Given problem -
Copy, from the entries below, each line where the word "summary" can be found.

Some records:

___

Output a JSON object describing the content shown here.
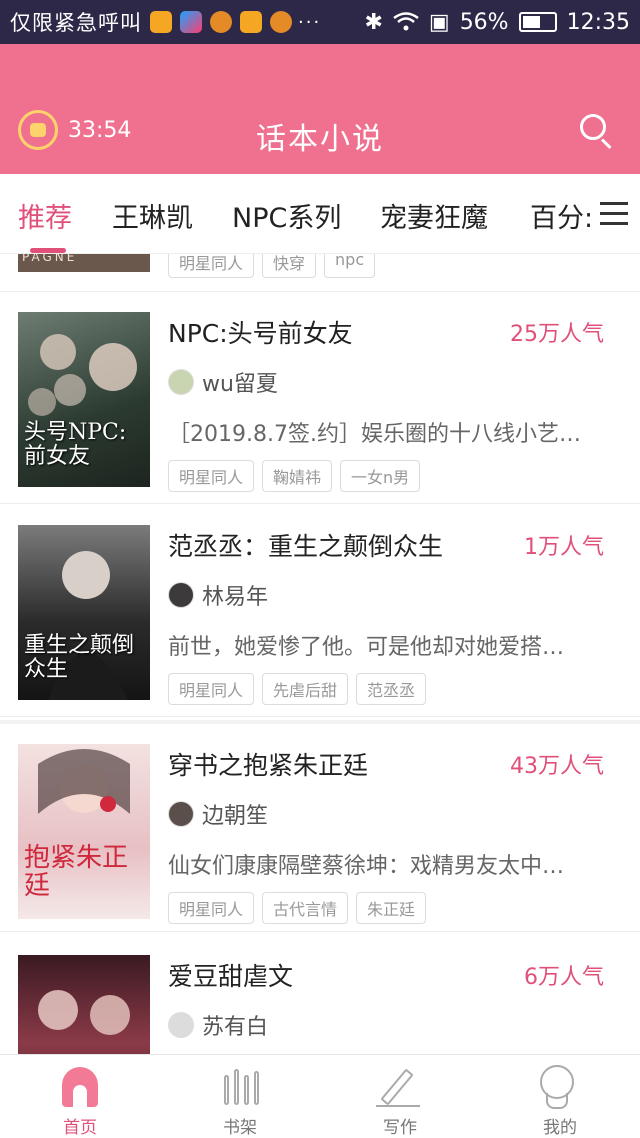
{
  "status_bar": {
    "carrier": "仅限紧急呼叫",
    "more": "···",
    "battery": "56%",
    "battery_level": 0.56,
    "time": "12:35"
  },
  "header": {
    "timer": "33:54",
    "title": "话本小说"
  },
  "tabs": [
    {
      "label": "推荐",
      "active": true
    },
    {
      "label": "王琳凯",
      "active": false
    },
    {
      "label": "NPC系列",
      "active": false
    },
    {
      "label": "宠妻狂魔",
      "active": false
    },
    {
      "label": "百分:",
      "active": false
    }
  ],
  "partial_item": {
    "cover_text": "PAGNE",
    "tags": [
      "明星同人",
      "快穿",
      "npc"
    ]
  },
  "books": [
    {
      "title": "NPC:头号前女友",
      "popularity": "25万人气",
      "author": "wu留夏",
      "summary": "［2019.8.7签.约］娱乐圈的十八线小艺…",
      "tags": [
        "明星同人",
        "鞠婧祎",
        "一女n男"
      ],
      "cover_text": "头号NPC:前女友",
      "cover_color": "#3b4a3e"
    },
    {
      "title": "范丞丞：重生之颠倒众生",
      "popularity": "1万人气",
      "author": "林易年",
      "summary": "前世，她爱惨了他。可是他却对她爱搭…",
      "tags": [
        "明星同人",
        "先虐后甜",
        "范丞丞"
      ],
      "cover_text": "重生之颠倒众生",
      "cover_color": "#2a2a2a"
    },
    {
      "title": "穿书之抱紧朱正廷",
      "popularity": "43万人气",
      "author": "边朝笙",
      "summary": "仙女们康康隔壁蔡徐坤：戏精男友太中…",
      "tags": [
        "明星同人",
        "古代言情",
        "朱正廷"
      ],
      "cover_text": "抱紧朱正廷",
      "cover_color": "#e8cdd0"
    },
    {
      "title": "爱豆甜虐文",
      "popularity": "6万人气",
      "author": "苏有白",
      "summary": "",
      "tags": [],
      "cover_text": "",
      "cover_color": "#7a3440"
    }
  ],
  "bottom_nav": [
    {
      "label": "首页",
      "icon": "home-icon",
      "active": true
    },
    {
      "label": "书架",
      "icon": "bookshelf-icon",
      "active": false
    },
    {
      "label": "写作",
      "icon": "pen-icon",
      "active": false
    },
    {
      "label": "我的",
      "icon": "profile-icon",
      "active": false
    }
  ],
  "colors": {
    "accent": "#e05079",
    "header_bg": "#f07090",
    "status_bg": "#2d2748"
  }
}
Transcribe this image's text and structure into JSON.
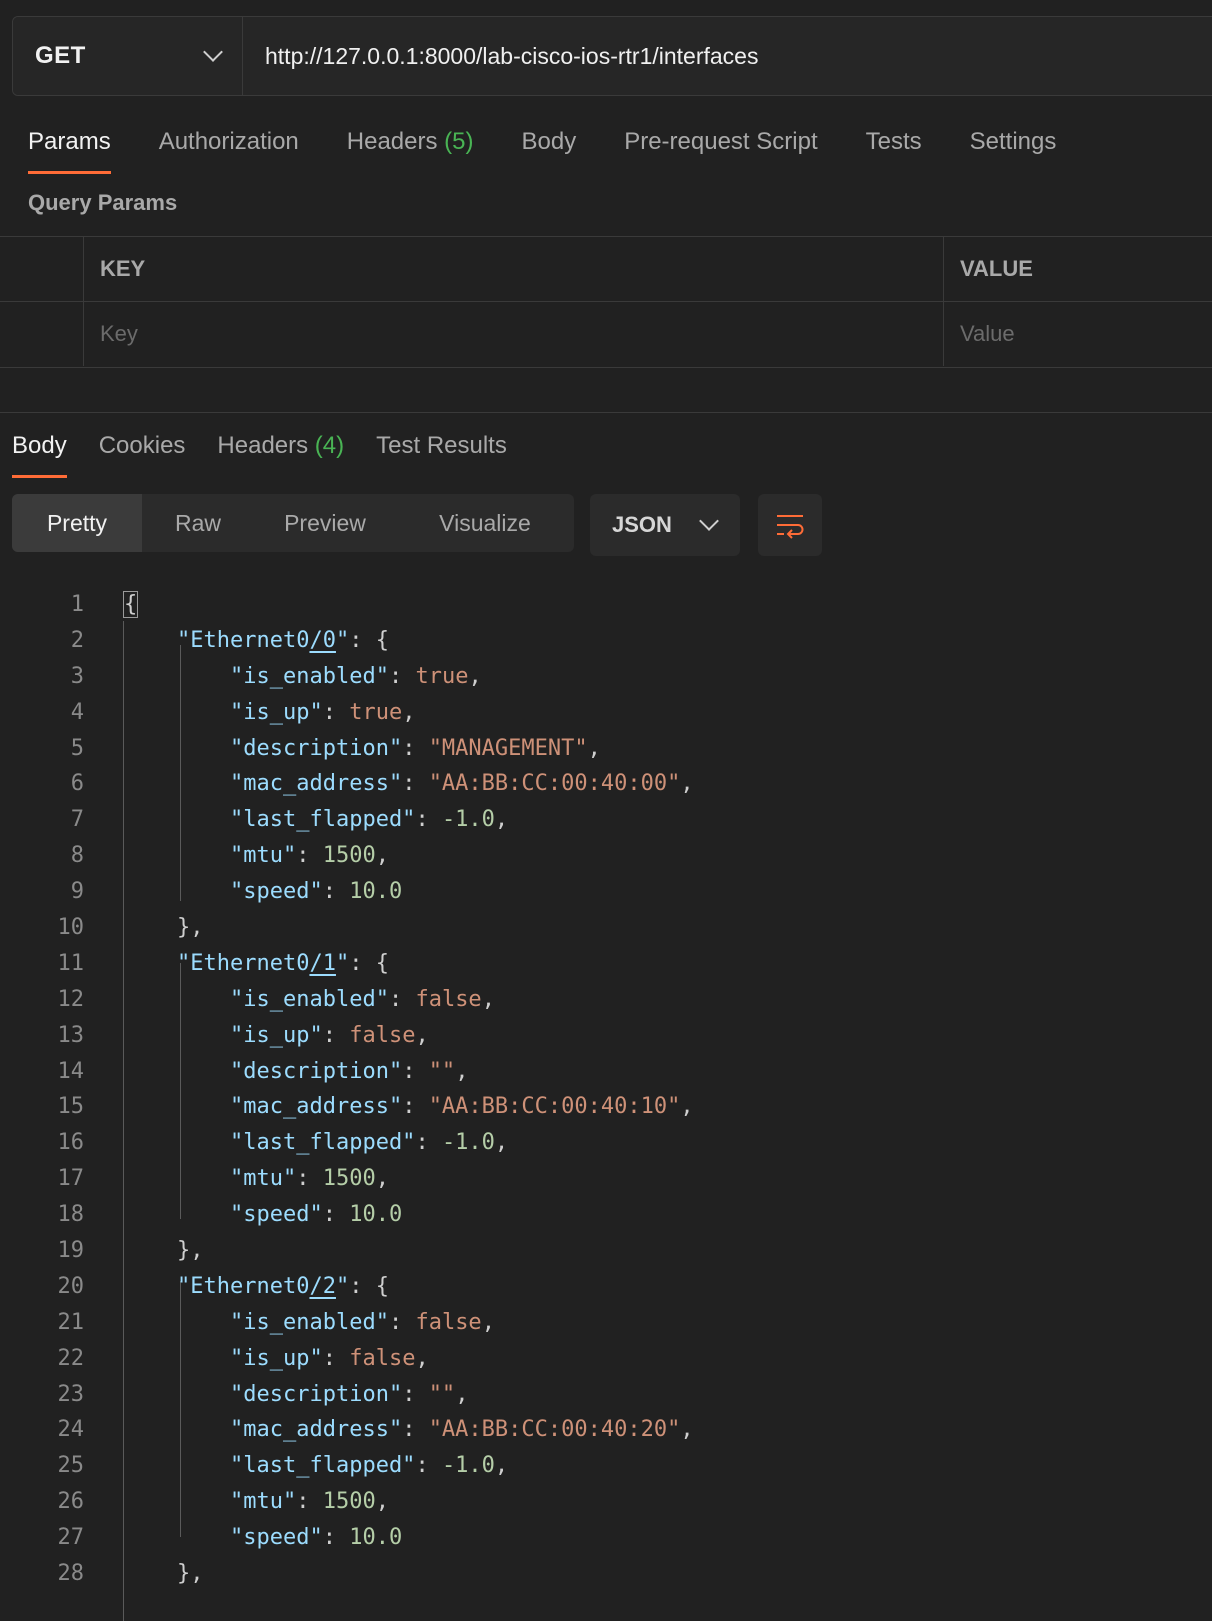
{
  "request": {
    "method": "GET",
    "url": "http://127.0.0.1:8000/lab-cisco-ios-rtr1/interfaces",
    "tabs": [
      {
        "label": "Params",
        "count": ""
      },
      {
        "label": "Authorization",
        "count": ""
      },
      {
        "label": "Headers",
        "count": "(5)"
      },
      {
        "label": "Body",
        "count": ""
      },
      {
        "label": "Pre-request Script",
        "count": ""
      },
      {
        "label": "Tests",
        "count": ""
      },
      {
        "label": "Settings",
        "count": ""
      }
    ],
    "active_tab": "Params"
  },
  "query_params": {
    "title": "Query Params",
    "col_key": "KEY",
    "col_value": "VALUE",
    "key_placeholder": "Key",
    "value_placeholder": "Value"
  },
  "response": {
    "tabs": [
      {
        "label": "Body",
        "count": ""
      },
      {
        "label": "Cookies",
        "count": ""
      },
      {
        "label": "Headers",
        "count": "(4)"
      },
      {
        "label": "Test Results",
        "count": ""
      }
    ],
    "active_tab": "Body",
    "view_modes": [
      "Pretty",
      "Raw",
      "Preview",
      "Visualize"
    ],
    "active_view": "Pretty",
    "format": "JSON",
    "wrap_icon": "wrap-lines-icon"
  },
  "code_lines": [
    {
      "n": "1",
      "text": "{"
    },
    {
      "n": "2",
      "text": "    \"Ethernet0/0\": {"
    },
    {
      "n": "3",
      "text": "        \"is_enabled\": true,"
    },
    {
      "n": "4",
      "text": "        \"is_up\": true,"
    },
    {
      "n": "5",
      "text": "        \"description\": \"MANAGEMENT\","
    },
    {
      "n": "6",
      "text": "        \"mac_address\": \"AA:BB:CC:00:40:00\","
    },
    {
      "n": "7",
      "text": "        \"last_flapped\": -1.0,"
    },
    {
      "n": "8",
      "text": "        \"mtu\": 1500,"
    },
    {
      "n": "9",
      "text": "        \"speed\": 10.0"
    },
    {
      "n": "10",
      "text": "    },"
    },
    {
      "n": "11",
      "text": "    \"Ethernet0/1\": {"
    },
    {
      "n": "12",
      "text": "        \"is_enabled\": false,"
    },
    {
      "n": "13",
      "text": "        \"is_up\": false,"
    },
    {
      "n": "14",
      "text": "        \"description\": \"\","
    },
    {
      "n": "15",
      "text": "        \"mac_address\": \"AA:BB:CC:00:40:10\","
    },
    {
      "n": "16",
      "text": "        \"last_flapped\": -1.0,"
    },
    {
      "n": "17",
      "text": "        \"mtu\": 1500,"
    },
    {
      "n": "18",
      "text": "        \"speed\": 10.0"
    },
    {
      "n": "19",
      "text": "    },"
    },
    {
      "n": "20",
      "text": "    \"Ethernet0/2\": {"
    },
    {
      "n": "21",
      "text": "        \"is_enabled\": false,"
    },
    {
      "n": "22",
      "text": "        \"is_up\": false,"
    },
    {
      "n": "23",
      "text": "        \"description\": \"\","
    },
    {
      "n": "24",
      "text": "        \"mac_address\": \"AA:BB:CC:00:40:20\","
    },
    {
      "n": "25",
      "text": "        \"last_flapped\": -1.0,"
    },
    {
      "n": "26",
      "text": "        \"mtu\": 1500,"
    },
    {
      "n": "27",
      "text": "        \"speed\": 10.0"
    },
    {
      "n": "28",
      "text": "    },"
    }
  ],
  "colors": {
    "accent": "#ff6c37",
    "count_green": "#49b454",
    "json_key": "#9cdcfe",
    "json_string": "#ce9178",
    "json_number": "#b5cea8"
  }
}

___

Task answer -
      "summary": "［2019.8.7签.约］娱乐圈的十八线小艺…",
      "summary": "前世，她爱惨了他。可是他却对她爱搭…",
      "summary": "仙女们康康隔壁蔡徐坤：戏精男友太中…",
      "summary": "",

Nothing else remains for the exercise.